Stored data
>> START

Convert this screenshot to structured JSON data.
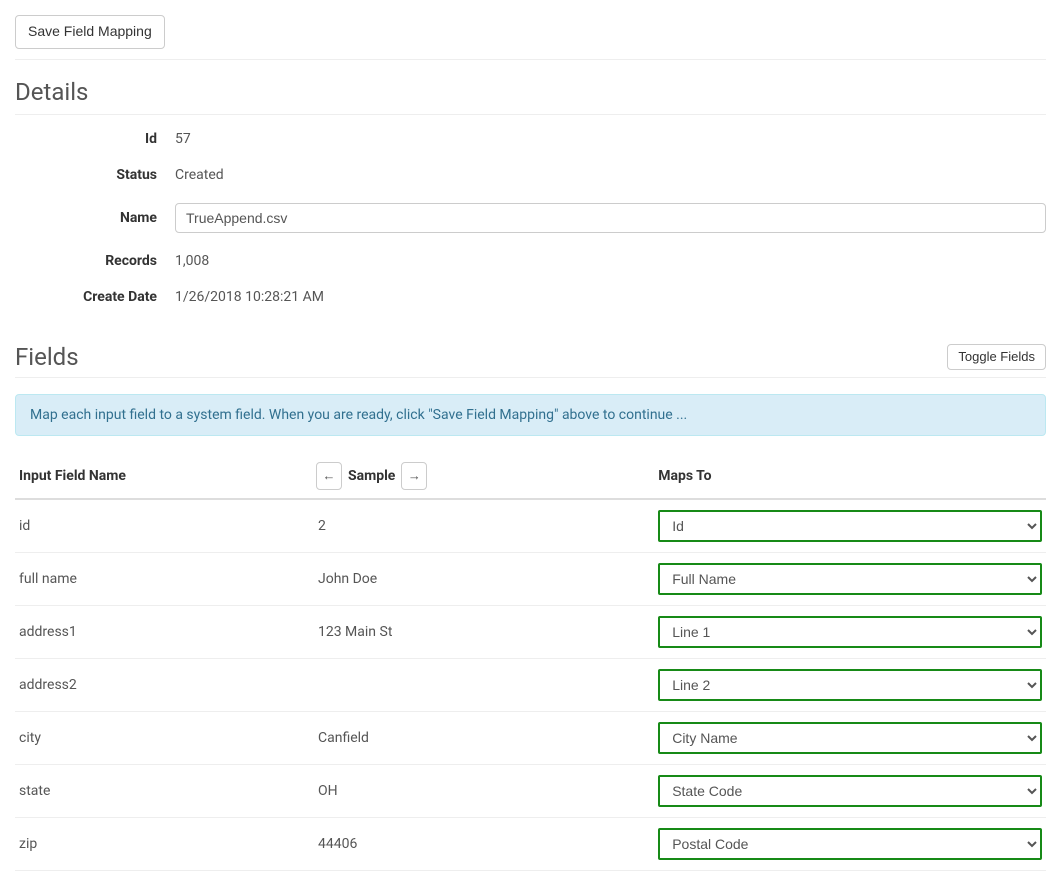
{
  "top": {
    "save_mapping": "Save Field Mapping"
  },
  "details": {
    "heading": "Details",
    "labels": {
      "id": "Id",
      "status": "Status",
      "name": "Name",
      "records": "Records",
      "create_date": "Create Date"
    },
    "values": {
      "id": "57",
      "status": "Created",
      "name": "TrueAppend.csv",
      "records": "1,008",
      "create_date": "1/26/2018 10:28:21 AM"
    }
  },
  "fields": {
    "heading": "Fields",
    "toggle_button": "Toggle Fields",
    "info_text": "Map each input field to a system field. When you are ready, click \"Save Field Mapping\" above to continue ...",
    "columns": {
      "input": "Input Field Name",
      "sample": "Sample",
      "mapsto": "Maps To"
    },
    "arrow_prev": "←",
    "arrow_next": "→",
    "rows": [
      {
        "input": "id",
        "sample": "2",
        "mapsto": "Id"
      },
      {
        "input": "full name",
        "sample": "John Doe",
        "mapsto": "Full Name"
      },
      {
        "input": "address1",
        "sample": "123 Main St",
        "mapsto": "Line 1"
      },
      {
        "input": "address2",
        "sample": "",
        "mapsto": "Line 2"
      },
      {
        "input": "city",
        "sample": "Canfield",
        "mapsto": "City Name"
      },
      {
        "input": "state",
        "sample": "OH",
        "mapsto": "State Code"
      },
      {
        "input": "zip",
        "sample": "44406",
        "mapsto": "Postal Code"
      }
    ]
  }
}
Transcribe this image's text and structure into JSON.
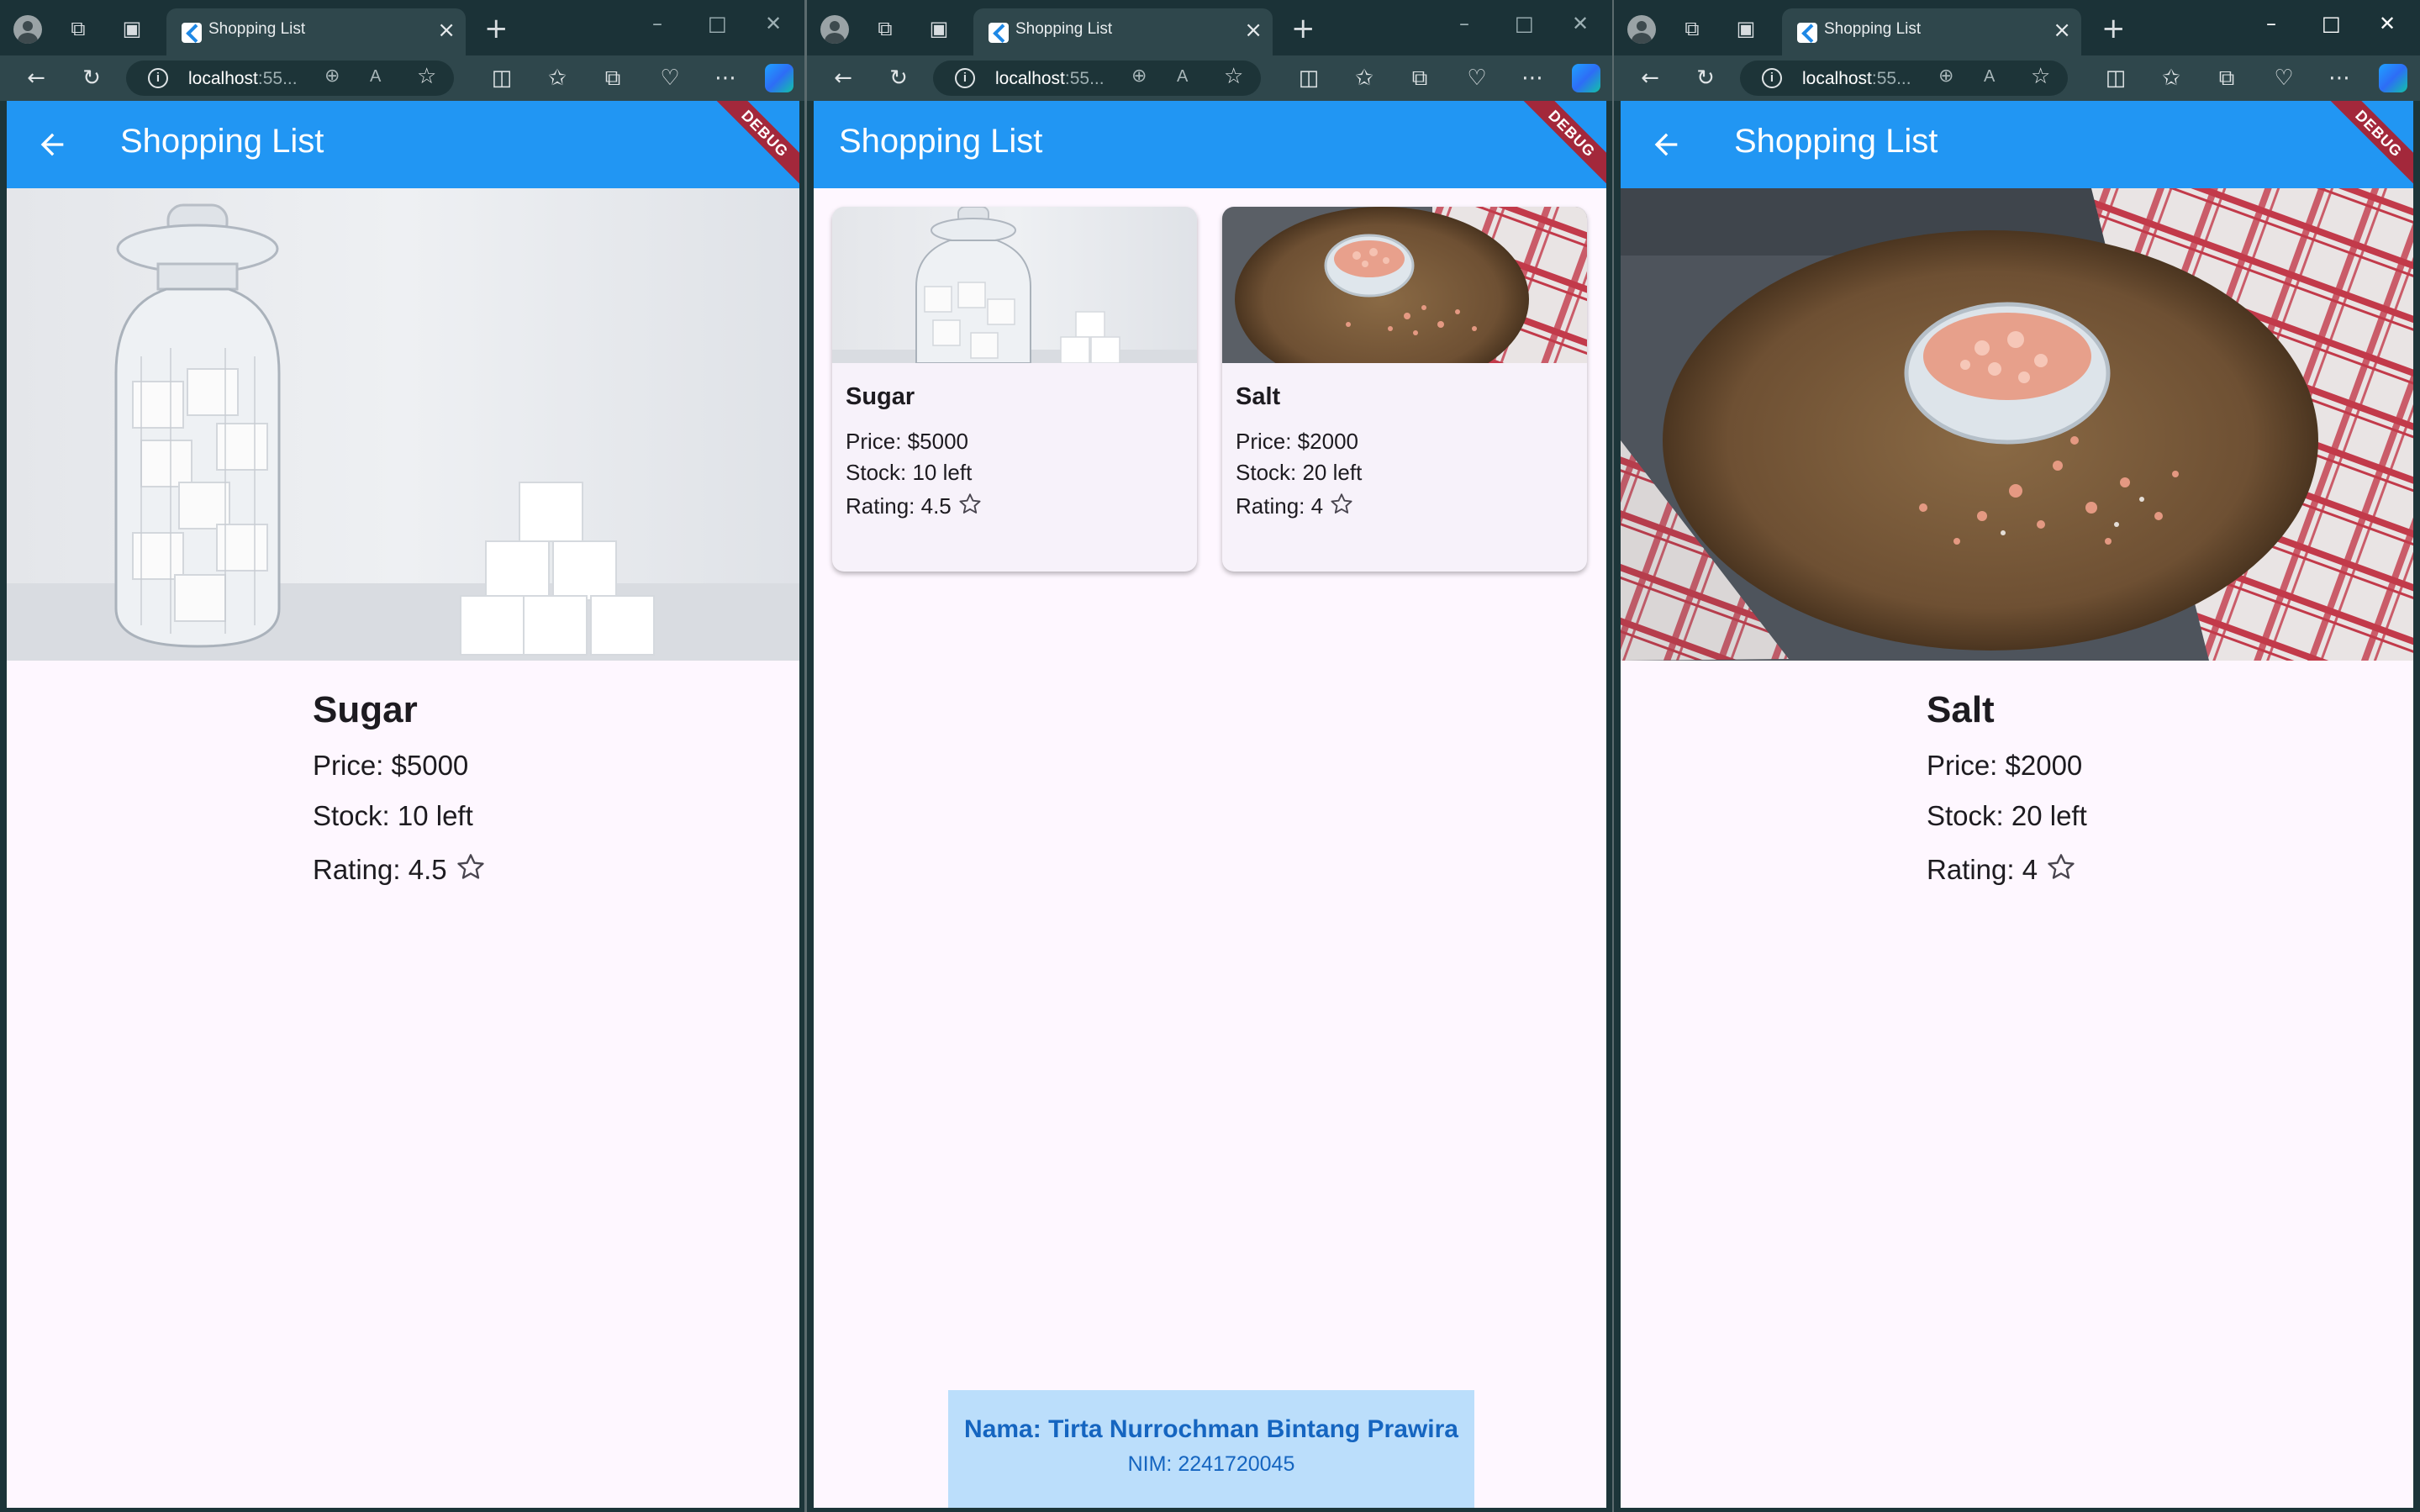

>> END

▶ _Short task_: Quote every record above exactly, omitting any pictures they contain.

▶ _Answer for the task_:
Convert this screenshot to structured JSON data.
{
  "top": {
    "save_mapping": "Save Field Mapping"
  },
  "details": {
    "heading": "Details",
    "labels": {
      "id": "Id",
      "status": "Status",
      "name": "Name",
      "records": "Records",
      "create_date": "Create Date"
    },
    "values": {
      "id": "57",
      "status": "Created",
      "name": "TrueAppend.csv",
      "records": "1,008",
      "create_date": "1/26/2018 10:28:21 AM"
    }
  },
  "fields": {
    "heading": "Fields",
    "toggle_button": "Toggle Fields",
    "info_text": "Map each input field to a system field. When you are ready, click \"Save Field Mapping\" above to continue ...",
    "columns": {
      "input": "Input Field Name",
      "sample": "Sample",
      "mapsto": "Maps To"
    },
    "arrow_prev": "←",
    "arrow_next": "→",
    "rows": [
      {
        "input": "id",
        "sample": "2",
        "mapsto": "Id"
      },
      {
        "input": "full name",
        "sample": "John Doe",
        "mapsto": "Full Name"
      },
      {
        "input": "address1",
        "sample": "123 Main St",
        "mapsto": "Line 1"
      },
      {
        "input": "address2",
        "sample": "",
        "mapsto": "Line 2"
      },
      {
        "input": "city",
        "sample": "Canfield",
        "mapsto": "City Name"
      },
      {
        "input": "state",
        "sample": "OH",
        "mapsto": "State Code"
      },
      {
        "input": "zip",
        "sample": "44406",
        "mapsto": "Postal Code"
      }
    ]
  }
}
Transcribe this image's text and structure into JSON.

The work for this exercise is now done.